%%
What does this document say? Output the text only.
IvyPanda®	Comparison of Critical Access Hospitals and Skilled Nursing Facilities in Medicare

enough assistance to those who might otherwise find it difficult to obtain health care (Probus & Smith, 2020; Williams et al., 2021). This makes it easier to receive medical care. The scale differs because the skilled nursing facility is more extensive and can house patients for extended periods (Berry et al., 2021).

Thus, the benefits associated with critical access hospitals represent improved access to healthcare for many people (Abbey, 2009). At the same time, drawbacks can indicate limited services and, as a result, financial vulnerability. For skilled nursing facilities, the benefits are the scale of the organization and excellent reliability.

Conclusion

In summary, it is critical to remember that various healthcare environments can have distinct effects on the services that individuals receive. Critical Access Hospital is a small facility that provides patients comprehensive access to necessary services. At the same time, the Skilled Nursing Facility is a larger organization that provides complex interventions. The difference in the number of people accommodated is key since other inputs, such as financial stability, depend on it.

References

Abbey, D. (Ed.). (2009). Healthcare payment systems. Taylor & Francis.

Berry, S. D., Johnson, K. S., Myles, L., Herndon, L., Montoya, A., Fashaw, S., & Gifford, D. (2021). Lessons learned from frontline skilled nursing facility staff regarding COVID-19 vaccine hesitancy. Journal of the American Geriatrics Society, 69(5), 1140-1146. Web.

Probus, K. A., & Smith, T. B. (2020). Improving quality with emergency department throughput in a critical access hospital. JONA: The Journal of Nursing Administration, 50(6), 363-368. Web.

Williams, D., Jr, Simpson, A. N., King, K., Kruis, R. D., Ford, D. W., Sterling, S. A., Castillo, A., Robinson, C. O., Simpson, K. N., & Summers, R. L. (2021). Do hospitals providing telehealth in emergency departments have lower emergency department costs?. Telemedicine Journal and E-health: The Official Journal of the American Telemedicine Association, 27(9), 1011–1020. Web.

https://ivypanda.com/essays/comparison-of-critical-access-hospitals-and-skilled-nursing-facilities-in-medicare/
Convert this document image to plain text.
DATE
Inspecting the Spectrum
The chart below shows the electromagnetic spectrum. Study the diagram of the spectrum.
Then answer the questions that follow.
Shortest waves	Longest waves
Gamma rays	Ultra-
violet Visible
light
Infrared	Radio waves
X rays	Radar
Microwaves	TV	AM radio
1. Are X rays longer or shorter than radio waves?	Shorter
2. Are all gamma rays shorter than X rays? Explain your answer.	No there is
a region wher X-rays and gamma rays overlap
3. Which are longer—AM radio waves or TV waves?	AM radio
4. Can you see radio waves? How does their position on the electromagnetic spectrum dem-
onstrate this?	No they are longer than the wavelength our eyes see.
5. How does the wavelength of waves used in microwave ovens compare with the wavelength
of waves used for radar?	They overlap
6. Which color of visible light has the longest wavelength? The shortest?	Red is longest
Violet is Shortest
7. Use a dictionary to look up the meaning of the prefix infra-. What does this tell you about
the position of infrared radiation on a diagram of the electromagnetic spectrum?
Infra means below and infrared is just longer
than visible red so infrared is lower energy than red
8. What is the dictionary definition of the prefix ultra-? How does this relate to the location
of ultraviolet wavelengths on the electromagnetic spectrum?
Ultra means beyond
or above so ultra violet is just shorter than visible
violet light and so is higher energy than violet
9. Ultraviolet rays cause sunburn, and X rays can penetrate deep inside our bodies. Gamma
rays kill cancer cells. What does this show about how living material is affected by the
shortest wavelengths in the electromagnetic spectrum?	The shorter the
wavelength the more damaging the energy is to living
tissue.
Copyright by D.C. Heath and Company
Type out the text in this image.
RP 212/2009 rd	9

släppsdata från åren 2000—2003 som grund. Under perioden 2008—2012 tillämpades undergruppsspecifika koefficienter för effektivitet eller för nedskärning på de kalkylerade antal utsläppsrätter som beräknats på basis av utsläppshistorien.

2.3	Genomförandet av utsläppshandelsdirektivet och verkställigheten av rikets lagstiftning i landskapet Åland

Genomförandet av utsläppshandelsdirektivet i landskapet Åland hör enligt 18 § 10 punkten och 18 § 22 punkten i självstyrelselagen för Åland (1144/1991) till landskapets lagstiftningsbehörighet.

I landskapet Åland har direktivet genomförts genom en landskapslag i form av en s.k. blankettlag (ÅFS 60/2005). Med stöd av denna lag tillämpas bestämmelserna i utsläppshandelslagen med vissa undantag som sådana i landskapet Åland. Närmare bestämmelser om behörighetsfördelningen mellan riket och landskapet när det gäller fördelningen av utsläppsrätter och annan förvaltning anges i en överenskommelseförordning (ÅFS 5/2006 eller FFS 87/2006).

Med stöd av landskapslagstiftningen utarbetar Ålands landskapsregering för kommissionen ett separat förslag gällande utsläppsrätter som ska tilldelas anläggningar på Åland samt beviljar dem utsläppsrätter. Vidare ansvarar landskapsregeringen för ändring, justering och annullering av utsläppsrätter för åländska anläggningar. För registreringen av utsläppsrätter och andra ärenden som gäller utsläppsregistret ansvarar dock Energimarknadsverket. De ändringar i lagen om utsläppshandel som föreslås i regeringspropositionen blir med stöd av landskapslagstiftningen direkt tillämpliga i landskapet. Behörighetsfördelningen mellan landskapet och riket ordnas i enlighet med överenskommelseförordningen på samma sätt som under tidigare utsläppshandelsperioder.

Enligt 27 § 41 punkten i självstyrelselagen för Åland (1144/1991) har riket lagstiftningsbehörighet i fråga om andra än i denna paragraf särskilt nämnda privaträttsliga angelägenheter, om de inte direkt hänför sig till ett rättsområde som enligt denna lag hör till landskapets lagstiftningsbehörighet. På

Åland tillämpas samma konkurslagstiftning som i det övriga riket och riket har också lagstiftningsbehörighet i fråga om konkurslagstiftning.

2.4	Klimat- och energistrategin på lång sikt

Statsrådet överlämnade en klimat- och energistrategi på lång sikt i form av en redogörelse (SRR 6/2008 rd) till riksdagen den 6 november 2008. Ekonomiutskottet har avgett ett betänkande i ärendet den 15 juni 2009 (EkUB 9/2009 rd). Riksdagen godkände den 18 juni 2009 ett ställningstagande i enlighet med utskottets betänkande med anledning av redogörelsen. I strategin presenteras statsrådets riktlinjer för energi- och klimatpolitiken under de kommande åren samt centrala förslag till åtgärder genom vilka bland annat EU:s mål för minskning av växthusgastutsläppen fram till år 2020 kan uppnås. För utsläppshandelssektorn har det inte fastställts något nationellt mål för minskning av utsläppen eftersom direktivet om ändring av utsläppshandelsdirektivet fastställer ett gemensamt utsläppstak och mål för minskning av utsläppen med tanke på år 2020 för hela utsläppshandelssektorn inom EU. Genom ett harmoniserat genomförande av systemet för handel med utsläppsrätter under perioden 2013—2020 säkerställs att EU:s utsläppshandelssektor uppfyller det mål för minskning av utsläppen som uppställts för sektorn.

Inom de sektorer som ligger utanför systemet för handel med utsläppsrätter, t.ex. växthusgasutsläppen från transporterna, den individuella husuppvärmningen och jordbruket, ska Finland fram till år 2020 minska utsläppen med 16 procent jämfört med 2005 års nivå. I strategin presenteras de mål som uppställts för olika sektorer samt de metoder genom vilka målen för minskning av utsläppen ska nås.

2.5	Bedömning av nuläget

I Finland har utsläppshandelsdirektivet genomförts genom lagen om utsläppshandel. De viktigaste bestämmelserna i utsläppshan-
%%
• Exercise description
Every line of the records should be reproduced exactly.

• Task response
What does this document say? Output the text only.
IvyPanda®	Comparison of Critical Access Hospitals and Skilled Nursing Facilities in Medicare

enough assistance to those who might otherwise find it difficult to obtain health care (Probus & Smith, 2020; Williams et al., 2021). This makes it easier to receive medical care. The scale differs because the skilled nursing facility is more extensive and can house patients for extended periods (Berry et al., 2021).

Thus, the benefits associated with critical access hospitals represent improved access to healthcare for many people (Abbey, 2009). At the same time, drawbacks can indicate limited services and, as a result, financial vulnerability. For skilled nursing facilities, the benefits are the scale of the organization and excellent reliability.

Conclusion

In summary, it is critical to remember that various healthcare environments can have distinct effects on the services that individuals receive. Critical Access Hospital is a small facility that provides patients comprehensive access to necessary services. At the same time, the Skilled Nursing Facility is a larger organization that provides complex interventions. The difference in the number of people accommodated is key since other inputs, such as financial stability, depend on it.

References

Abbey, D. (Ed.). (2009). Healthcare payment systems. Taylor & Francis.

Berry, S. D., Johnson, K. S., Myles, L., Herndon, L., Montoya, A., Fashaw, S., & Gifford, D. (2021). Lessons learned from frontline skilled nursing facility staff regarding COVID-19 vaccine hesitancy. Journal of the American Geriatrics Society, 69(5), 1140-1146. Web.

Probus, K. A., & Smith, T. B. (2020). Improving quality with emergency department throughput in a critical access hospital. JONA: The Journal of Nursing Administration, 50(6), 363-368. Web.

Williams, D., Jr, Simpson, A. N., King, K., Kruis, R. D., Ford, D. W., Sterling, S. A., Castillo, A., Robinson, C. O., Simpson, K. N., & Summers, R. L. (2021). Do hospitals providing telehealth in emergency departments have lower emergency department costs?. Telemedicine Journal and E-health: The Official Journal of the American Telemedicine Association, 27(9), 1011–1020. Web.

https://ivypanda.com/essays/comparison-of-critical-access-hospitals-and-skilled-nursing-facilities-in-medicare/
Convert this document image to plain text.
DATE
Inspecting the Spectrum
The chart below shows the electromagnetic spectrum. Study the diagram of the spectrum.
Then answer the questions that follow.
Shortest waves	Longest waves
Gamma rays	Ultra-
violet Visible
light
Infrared	Radio waves
X rays	Radar
Microwaves	TV	AM radio
1. Are X rays longer or shorter than radio waves?	Shorter
2. Are all gamma rays shorter than X rays? Explain your answer.	No there is
a region wher X-rays and gamma rays overlap
3. Which are longer—AM radio waves or TV waves?	AM radio
4. Can you see radio waves? How does their position on the electromagnetic spectrum dem-
onstrate this?	No they are longer than the wavelength our eyes see.
5. How does the wavelength of waves used in microwave ovens compare with the wavelength
of waves used for radar?	They overlap
6. Which color of visible light has the longest wavelength? The shortest?	Red is longest
Violet is Shortest
7. Use a dictionary to look up the meaning of the prefix infra-. What does this tell you about
the position of infrared radiation on a diagram of the electromagnetic spectrum?
Infra means below and infrared is just longer
than visible red so infrared is lower energy than red
8. What is the dictionary definition of the prefix ultra-? How does this relate to the location
of ultraviolet wavelengths on the electromagnetic spectrum?
Ultra means beyond
or above so ultra violet is just shorter than visible
violet light and so is higher energy than violet
9. Ultraviolet rays cause sunburn, and X rays can penetrate deep inside our bodies. Gamma
rays kill cancer cells. What does this show about how living material is affected by the
shortest wavelengths in the electromagnetic spectrum?	The shorter the
wavelength the more damaging the energy is to living
tissue.
Copyright by D.C. Heath and Company
Type out the text in this image.
RP 212/2009 rd	9

släppsdata från åren 2000—2003 som grund. Under perioden 2008—2012 tillämpades undergruppsspecifika koefficienter för effektivitet eller för nedskärning på de kalkylerade antal utsläppsrätter som beräknats på basis av utsläppshistorien.

2.3	Genomförandet av utsläppshandelsdirektivet och verkställigheten av rikets lagstiftning i landskapet Åland

Genomförandet av utsläppshandelsdirektivet i landskapet Åland hör enligt 18 § 10 punkten och 18 § 22 punkten i självstyrelselagen för Åland (1144/1991) till landskapets lagstiftningsbehörighet.

I landskapet Åland har direktivet genomförts genom en landskapslag i form av en s.k. blankettlag (ÅFS 60/2005). Med stöd av denna lag tillämpas bestämmelserna i utsläppshandelslagen med vissa undantag som sådana i landskapet Åland. Närmare bestämmelser om behörighetsfördelningen mellan riket och landskapet när det gäller fördelningen av utsläppsrätter och annan förvaltning anges i en överenskommelseförordning (ÅFS 5/2006 eller FFS 87/2006).

Med stöd av landskapslagstiftningen utarbetar Ålands landskapsregering för kommissionen ett separat förslag gällande utsläppsrätter som ska tilldelas anläggningar på Åland samt beviljar dem utsläppsrätter. Vidare ansvarar landskapsregeringen för ändring, justering och annullering av utsläppsrätter för åländska anläggningar. För registreringen av utsläppsrätter och andra ärenden som gäller utsläppsregistret ansvarar dock Energimarknadsverket. De ändringar i lagen om utsläppshandel som föreslås i regeringspropositionen blir med stöd av landskapslagstiftningen direkt tillämpliga i landskapet. Behörighetsfördelningen mellan landskapet och riket ordnas i enlighet med överenskommelseförordningen på samma sätt som under tidigare utsläppshandelsperioder.

Enligt 27 § 41 punkten i självstyrelselagen för Åland (1144/1991) har riket lagstiftningsbehörighet i fråga om andra än i denna paragraf särskilt nämnda privaträttsliga angelägenheter, om de inte direkt hänför sig till ett rättsområde som enligt denna lag hör till landskapets lagstiftningsbehörighet. På

Åland tillämpas samma konkurslagstiftning som i det övriga riket och riket har också lagstiftningsbehörighet i fråga om konkurslagstiftning.

2.4	Klimat- och energistrategin på lång sikt

Statsrådet överlämnade en klimat- och energistrategi på lång sikt i form av en redogörelse (SRR 6/2008 rd) till riksdagen den 6 november 2008. Ekonomiutskottet har avgett ett betänkande i ärendet den 15 juni 2009 (EkUB 9/2009 rd). Riksdagen godkände den 18 juni 2009 ett ställningstagande i enlighet med utskottets betänkande med anledning av redogörelsen. I strategin presenteras statsrådets riktlinjer för energi- och klimatpolitiken under de kommande åren samt centrala förslag till åtgärder genom vilka bland annat EU:s mål för minskning av växthusgastutsläppen fram till år 2020 kan uppnås. För utsläppshandelssektorn har det inte fastställts något nationellt mål för minskning av utsläppen eftersom direktivet om ändring av utsläppshandelsdirektivet fastställer ett gemensamt utsläppstak och mål för minskning av utsläppen med tanke på år 2020 för hela utsläppshandelssektorn inom EU. Genom ett harmoniserat genomförande av systemet för handel med utsläppsrätter under perioden 2013—2020 säkerställs att EU:s utsläppshandelssektor uppfyller det mål för minskning av utsläppen som uppställts för sektorn.

Inom de sektorer som ligger utanför systemet för handel med utsläppsrätter, t.ex. växthusgasutsläppen från transporterna, den individuella husuppvärmningen och jordbruket, ska Finland fram till år 2020 minska utsläppen med 16 procent jämfört med 2005 års nivå. I strategin presenteras de mål som uppställts för olika sektorer samt de metoder genom vilka målen för minskning av utsläppen ska nås.

2.5	Bedömning av nuläget

I Finland har utsläppshandelsdirektivet genomförts genom lagen om utsläppshandel. De viktigaste bestämmelserna i utsläppshan-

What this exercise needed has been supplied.